Search the material for the string "data", then return every line where it is found.

>>>

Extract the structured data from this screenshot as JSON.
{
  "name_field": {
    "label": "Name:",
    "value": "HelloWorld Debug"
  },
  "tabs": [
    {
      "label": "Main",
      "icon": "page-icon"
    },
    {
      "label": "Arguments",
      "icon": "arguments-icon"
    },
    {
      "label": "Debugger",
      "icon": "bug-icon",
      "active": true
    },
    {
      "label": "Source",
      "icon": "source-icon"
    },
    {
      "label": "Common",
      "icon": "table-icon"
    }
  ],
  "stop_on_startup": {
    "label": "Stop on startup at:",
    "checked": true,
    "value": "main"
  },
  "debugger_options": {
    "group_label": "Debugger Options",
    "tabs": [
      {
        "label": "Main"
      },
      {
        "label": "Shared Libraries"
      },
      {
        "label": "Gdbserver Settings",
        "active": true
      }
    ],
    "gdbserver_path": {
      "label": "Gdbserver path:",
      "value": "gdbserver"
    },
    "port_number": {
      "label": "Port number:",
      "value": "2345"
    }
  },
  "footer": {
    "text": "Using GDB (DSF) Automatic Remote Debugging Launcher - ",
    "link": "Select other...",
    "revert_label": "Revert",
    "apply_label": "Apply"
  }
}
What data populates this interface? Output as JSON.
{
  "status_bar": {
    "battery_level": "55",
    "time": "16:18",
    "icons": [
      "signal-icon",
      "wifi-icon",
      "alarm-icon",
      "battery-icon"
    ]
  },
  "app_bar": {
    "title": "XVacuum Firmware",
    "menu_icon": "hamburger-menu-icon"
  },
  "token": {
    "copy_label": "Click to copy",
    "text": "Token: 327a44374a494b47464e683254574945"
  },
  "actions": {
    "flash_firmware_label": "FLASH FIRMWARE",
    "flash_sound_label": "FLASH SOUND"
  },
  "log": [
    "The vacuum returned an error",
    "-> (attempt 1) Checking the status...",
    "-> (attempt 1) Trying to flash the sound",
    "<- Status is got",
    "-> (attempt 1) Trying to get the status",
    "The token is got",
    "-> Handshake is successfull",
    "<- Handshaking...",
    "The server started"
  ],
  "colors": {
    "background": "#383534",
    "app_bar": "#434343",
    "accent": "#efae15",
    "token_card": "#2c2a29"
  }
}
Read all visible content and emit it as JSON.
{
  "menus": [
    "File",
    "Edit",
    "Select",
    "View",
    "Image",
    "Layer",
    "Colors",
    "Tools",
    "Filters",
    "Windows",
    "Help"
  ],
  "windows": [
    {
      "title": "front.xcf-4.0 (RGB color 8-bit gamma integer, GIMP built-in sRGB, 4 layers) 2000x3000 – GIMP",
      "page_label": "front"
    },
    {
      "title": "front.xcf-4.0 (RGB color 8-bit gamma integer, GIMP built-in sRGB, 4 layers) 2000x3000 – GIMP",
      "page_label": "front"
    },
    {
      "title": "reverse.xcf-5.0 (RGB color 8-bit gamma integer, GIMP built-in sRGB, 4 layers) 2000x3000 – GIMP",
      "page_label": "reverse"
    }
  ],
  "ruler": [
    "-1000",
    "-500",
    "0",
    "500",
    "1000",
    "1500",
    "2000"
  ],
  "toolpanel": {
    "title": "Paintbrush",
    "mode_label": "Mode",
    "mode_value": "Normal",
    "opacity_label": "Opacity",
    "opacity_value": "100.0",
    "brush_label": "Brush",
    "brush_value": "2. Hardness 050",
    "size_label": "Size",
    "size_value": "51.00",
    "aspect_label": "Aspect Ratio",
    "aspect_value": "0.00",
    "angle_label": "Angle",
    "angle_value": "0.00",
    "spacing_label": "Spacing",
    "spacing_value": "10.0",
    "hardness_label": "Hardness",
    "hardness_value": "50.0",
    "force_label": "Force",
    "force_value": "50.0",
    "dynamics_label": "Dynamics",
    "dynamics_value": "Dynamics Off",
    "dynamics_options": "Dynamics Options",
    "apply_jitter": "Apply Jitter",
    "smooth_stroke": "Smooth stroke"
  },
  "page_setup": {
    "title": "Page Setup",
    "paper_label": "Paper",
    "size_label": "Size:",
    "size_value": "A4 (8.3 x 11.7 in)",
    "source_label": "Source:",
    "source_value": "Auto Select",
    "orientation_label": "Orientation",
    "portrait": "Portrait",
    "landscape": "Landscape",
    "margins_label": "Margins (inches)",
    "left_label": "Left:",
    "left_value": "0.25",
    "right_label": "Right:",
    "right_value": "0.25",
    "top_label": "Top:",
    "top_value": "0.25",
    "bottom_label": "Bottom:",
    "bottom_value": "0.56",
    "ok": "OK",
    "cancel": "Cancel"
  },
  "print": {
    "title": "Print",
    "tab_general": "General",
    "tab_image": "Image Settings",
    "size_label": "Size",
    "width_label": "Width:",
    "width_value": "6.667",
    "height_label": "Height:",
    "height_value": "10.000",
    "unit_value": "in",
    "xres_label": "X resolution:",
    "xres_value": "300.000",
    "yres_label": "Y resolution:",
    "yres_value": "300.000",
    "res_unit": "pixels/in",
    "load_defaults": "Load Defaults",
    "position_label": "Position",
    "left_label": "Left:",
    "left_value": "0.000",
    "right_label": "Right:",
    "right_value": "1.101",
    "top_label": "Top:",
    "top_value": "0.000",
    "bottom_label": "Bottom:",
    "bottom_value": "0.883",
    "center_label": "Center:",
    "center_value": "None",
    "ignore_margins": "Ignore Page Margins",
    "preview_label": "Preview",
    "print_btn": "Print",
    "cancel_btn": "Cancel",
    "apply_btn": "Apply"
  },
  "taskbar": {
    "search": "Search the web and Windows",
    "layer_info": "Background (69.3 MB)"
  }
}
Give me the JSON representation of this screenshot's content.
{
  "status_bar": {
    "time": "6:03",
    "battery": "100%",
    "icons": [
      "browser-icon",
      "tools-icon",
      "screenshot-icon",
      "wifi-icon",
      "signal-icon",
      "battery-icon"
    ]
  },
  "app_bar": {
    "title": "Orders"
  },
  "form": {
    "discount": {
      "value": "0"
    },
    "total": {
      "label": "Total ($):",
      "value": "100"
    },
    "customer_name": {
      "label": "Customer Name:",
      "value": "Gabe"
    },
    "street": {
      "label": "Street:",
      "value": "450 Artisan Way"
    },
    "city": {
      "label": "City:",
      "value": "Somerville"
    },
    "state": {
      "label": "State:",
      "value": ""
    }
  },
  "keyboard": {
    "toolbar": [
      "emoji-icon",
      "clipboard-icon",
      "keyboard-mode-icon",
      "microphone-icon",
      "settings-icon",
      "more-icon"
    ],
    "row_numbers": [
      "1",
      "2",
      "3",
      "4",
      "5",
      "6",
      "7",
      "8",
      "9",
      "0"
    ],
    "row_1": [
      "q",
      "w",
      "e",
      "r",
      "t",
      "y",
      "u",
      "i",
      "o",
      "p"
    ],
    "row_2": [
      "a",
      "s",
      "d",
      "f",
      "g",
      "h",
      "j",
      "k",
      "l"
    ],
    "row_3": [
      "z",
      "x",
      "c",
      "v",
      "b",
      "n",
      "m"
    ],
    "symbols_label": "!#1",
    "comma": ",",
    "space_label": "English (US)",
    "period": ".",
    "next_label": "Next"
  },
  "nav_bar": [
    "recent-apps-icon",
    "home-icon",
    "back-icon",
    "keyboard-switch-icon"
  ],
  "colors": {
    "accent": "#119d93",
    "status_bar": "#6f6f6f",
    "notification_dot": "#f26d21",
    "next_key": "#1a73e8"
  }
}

<<<

REPLY:
Extract the structured data from this screenshot as JSON.
What data populates this interface? Output as JSON.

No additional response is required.